• **Prompt**
Please retype the records from their first line through the line that contains "sidebar-item-seasons[interactable]: Seasons <box>47", both included, keeping every line exactly as it appears.

• **Data listing**
==============================

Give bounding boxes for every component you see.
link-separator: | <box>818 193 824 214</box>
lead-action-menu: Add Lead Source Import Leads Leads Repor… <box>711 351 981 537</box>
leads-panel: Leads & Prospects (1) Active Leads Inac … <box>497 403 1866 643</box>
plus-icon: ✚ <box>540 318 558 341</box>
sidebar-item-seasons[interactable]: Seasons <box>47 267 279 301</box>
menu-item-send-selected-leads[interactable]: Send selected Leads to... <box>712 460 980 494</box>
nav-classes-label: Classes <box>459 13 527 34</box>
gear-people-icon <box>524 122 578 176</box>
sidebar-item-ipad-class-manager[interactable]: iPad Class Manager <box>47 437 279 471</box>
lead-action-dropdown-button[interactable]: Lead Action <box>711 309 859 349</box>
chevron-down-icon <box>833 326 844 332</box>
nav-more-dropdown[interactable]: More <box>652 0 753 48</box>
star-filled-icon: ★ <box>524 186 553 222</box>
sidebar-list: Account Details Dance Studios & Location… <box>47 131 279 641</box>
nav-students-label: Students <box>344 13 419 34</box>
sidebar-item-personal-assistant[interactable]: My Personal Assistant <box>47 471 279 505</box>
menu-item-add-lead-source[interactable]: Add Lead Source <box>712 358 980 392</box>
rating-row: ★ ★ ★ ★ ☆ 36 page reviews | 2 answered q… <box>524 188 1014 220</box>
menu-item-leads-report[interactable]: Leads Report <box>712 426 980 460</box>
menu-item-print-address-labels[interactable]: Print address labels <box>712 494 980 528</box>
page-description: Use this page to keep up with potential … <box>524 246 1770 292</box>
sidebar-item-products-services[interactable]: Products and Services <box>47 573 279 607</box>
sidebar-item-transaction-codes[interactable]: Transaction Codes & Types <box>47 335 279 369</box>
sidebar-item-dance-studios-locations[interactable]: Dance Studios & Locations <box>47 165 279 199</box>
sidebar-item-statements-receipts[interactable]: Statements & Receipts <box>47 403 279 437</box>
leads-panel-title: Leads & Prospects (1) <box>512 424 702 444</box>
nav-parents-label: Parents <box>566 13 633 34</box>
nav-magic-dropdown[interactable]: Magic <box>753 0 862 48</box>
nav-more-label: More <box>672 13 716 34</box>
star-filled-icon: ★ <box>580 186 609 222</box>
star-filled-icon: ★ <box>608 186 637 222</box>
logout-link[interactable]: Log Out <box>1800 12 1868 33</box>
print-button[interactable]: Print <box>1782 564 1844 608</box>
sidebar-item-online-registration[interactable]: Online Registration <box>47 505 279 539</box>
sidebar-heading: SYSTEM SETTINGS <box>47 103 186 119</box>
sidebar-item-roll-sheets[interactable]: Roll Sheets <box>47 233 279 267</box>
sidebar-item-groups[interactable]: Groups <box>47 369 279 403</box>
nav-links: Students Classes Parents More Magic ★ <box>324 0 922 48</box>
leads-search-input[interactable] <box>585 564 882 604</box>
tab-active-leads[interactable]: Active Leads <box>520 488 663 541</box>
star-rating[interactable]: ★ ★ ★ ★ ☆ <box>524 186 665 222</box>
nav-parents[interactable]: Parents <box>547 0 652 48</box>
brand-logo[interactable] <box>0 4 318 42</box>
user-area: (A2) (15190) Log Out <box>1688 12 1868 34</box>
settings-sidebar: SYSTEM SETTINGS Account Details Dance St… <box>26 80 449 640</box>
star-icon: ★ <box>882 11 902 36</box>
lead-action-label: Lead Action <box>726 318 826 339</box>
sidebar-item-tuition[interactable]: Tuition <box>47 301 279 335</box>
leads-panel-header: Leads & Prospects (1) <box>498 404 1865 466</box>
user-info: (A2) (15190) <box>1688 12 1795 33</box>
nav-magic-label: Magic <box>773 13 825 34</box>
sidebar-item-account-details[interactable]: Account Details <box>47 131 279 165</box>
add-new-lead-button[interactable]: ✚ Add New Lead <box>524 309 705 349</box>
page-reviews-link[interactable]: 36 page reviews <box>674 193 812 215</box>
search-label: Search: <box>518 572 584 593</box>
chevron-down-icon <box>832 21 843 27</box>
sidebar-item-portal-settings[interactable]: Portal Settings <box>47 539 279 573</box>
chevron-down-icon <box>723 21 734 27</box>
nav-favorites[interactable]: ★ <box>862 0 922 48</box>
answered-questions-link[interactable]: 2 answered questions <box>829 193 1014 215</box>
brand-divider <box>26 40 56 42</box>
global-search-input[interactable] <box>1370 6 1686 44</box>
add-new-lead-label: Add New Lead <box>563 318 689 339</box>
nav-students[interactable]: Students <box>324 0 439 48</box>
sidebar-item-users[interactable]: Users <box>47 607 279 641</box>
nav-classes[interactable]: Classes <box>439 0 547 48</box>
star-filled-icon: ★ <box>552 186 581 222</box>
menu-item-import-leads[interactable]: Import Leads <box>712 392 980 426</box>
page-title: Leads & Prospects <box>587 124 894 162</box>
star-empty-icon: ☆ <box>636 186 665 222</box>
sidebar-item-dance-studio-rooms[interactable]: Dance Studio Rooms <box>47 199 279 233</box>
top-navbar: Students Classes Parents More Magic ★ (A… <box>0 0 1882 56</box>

==============================

• **Exercise solution**
Give bounding boxes for every component you see.
link-separator: | <box>818 193 824 214</box>
lead-action-menu: Add Lead Source Import Leads Leads Repor… <box>711 351 981 537</box>
leads-panel: Leads & Prospects (1) Active Leads Inac … <box>497 403 1866 643</box>
plus-icon: ✚ <box>540 318 558 341</box>
sidebar-item-seasons[interactable]: Seasons <box>47 267 279 301</box>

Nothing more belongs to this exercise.